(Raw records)
▼

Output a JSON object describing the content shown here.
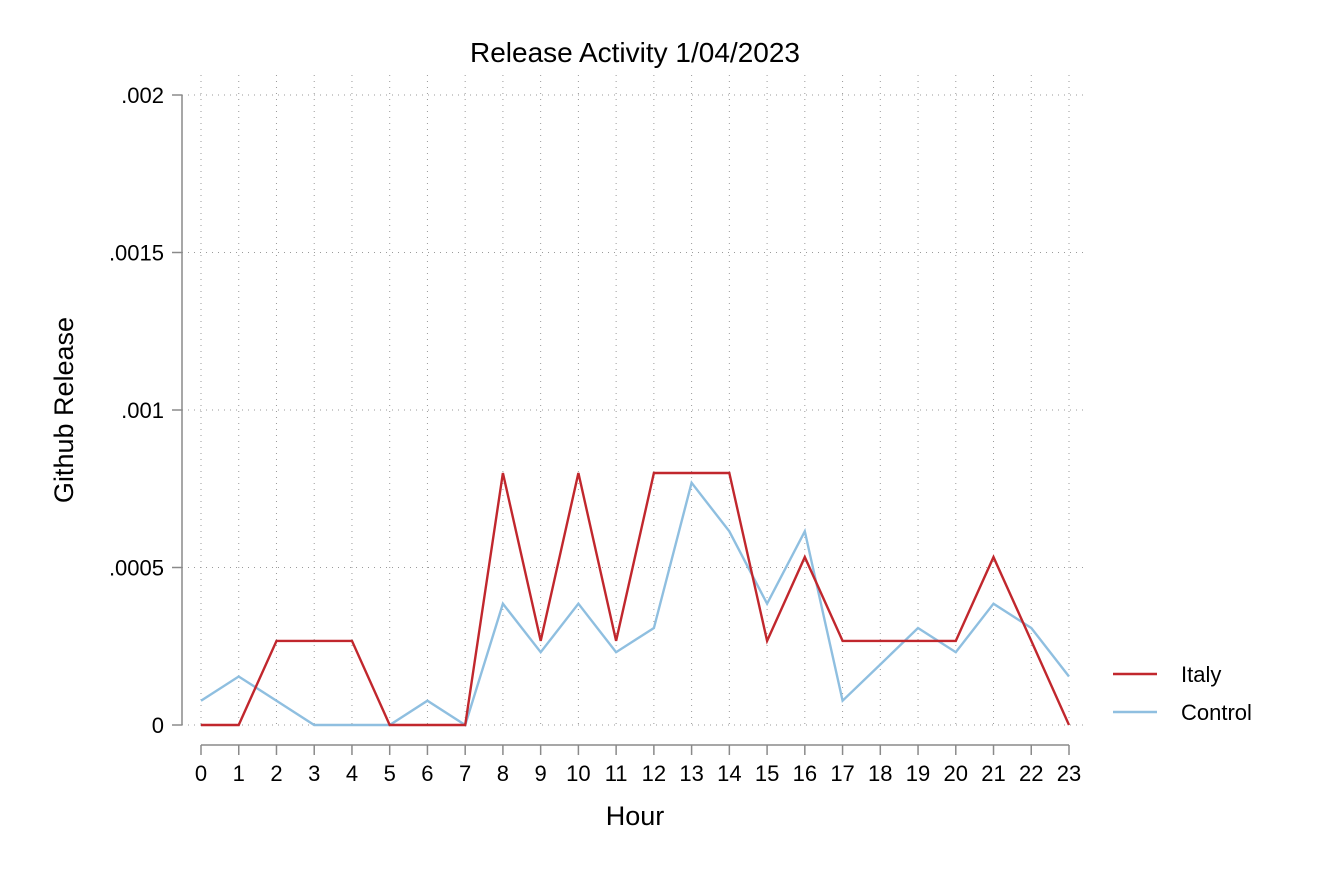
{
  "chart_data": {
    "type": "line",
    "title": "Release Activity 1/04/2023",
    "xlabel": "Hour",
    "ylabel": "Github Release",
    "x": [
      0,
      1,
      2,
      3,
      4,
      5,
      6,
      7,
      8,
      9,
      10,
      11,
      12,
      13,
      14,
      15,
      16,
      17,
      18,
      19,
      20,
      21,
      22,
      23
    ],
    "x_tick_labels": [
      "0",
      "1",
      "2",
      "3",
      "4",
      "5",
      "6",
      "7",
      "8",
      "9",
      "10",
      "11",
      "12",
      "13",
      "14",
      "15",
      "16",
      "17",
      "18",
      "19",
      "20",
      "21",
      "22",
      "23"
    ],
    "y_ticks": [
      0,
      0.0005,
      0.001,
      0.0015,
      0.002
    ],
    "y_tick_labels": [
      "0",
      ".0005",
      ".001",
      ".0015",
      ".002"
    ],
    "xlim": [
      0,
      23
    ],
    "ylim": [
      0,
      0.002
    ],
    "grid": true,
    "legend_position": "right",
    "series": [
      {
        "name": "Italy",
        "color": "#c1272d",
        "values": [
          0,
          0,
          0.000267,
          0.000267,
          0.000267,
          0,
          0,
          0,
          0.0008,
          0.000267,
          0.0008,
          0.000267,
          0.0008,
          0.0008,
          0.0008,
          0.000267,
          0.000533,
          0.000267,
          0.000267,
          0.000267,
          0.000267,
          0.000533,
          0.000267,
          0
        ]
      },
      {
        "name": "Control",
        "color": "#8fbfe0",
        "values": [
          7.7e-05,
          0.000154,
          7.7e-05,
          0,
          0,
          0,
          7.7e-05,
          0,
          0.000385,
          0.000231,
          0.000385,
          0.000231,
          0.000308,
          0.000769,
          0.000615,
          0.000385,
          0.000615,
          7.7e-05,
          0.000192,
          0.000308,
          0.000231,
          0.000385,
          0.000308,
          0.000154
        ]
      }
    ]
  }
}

▲
▼

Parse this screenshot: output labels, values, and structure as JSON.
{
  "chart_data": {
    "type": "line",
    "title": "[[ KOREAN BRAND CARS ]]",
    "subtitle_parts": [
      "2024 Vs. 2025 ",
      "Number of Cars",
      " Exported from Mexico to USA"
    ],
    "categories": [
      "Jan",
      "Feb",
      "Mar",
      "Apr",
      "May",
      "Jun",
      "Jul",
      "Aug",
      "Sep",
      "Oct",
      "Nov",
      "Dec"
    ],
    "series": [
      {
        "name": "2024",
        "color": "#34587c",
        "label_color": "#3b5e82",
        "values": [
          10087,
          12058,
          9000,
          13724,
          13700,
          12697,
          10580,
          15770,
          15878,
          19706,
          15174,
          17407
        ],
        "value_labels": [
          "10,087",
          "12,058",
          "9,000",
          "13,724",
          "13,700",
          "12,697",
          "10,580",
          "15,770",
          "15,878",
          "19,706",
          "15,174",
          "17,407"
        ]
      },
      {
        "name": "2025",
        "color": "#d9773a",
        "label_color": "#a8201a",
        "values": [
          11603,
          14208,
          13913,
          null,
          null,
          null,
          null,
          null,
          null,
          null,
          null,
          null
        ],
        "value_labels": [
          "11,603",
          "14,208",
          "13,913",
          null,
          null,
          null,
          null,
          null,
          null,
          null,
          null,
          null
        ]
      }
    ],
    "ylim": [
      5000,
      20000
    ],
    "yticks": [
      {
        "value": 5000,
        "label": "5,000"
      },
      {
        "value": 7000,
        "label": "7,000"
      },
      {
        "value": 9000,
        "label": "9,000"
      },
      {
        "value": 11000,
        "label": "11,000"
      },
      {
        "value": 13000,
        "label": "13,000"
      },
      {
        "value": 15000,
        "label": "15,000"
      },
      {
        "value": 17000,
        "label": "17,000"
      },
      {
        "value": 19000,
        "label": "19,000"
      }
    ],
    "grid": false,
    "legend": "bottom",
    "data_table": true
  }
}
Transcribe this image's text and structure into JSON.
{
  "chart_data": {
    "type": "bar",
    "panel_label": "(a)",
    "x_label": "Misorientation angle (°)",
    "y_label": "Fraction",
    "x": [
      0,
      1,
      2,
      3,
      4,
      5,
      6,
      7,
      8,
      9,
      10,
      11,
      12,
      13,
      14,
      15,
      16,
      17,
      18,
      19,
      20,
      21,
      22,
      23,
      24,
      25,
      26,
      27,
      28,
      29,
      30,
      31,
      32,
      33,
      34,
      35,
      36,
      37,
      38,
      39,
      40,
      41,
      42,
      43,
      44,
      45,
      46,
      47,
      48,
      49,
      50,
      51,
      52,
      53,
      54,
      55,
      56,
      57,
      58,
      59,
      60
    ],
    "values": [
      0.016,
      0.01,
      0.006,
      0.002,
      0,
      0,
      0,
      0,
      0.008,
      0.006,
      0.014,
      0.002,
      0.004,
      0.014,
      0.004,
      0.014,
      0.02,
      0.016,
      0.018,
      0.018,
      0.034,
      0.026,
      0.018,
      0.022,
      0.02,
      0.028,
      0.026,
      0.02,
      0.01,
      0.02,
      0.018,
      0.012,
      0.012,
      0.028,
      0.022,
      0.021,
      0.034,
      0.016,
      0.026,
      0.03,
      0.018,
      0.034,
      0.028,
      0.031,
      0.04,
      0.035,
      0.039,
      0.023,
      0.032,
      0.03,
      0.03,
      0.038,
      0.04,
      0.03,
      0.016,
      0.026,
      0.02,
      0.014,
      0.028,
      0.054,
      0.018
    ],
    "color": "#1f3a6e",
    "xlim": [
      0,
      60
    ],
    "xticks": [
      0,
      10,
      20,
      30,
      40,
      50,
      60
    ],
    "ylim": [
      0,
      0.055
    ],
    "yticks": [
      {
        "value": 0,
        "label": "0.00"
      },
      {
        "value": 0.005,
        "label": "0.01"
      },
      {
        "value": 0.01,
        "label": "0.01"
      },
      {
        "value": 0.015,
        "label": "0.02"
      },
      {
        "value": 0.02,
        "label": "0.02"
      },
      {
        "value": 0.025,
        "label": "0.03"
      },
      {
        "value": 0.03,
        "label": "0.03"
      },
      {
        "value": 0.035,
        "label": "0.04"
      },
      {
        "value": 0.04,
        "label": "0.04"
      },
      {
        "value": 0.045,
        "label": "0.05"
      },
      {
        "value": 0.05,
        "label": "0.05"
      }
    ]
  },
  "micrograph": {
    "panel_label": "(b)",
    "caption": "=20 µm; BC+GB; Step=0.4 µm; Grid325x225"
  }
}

▲

Search the lines for the string "this" and copy every line that has it.

Parse this screenshot: output labels, values, and structure as JSON.
Transcribe this image's text and structure into JSON.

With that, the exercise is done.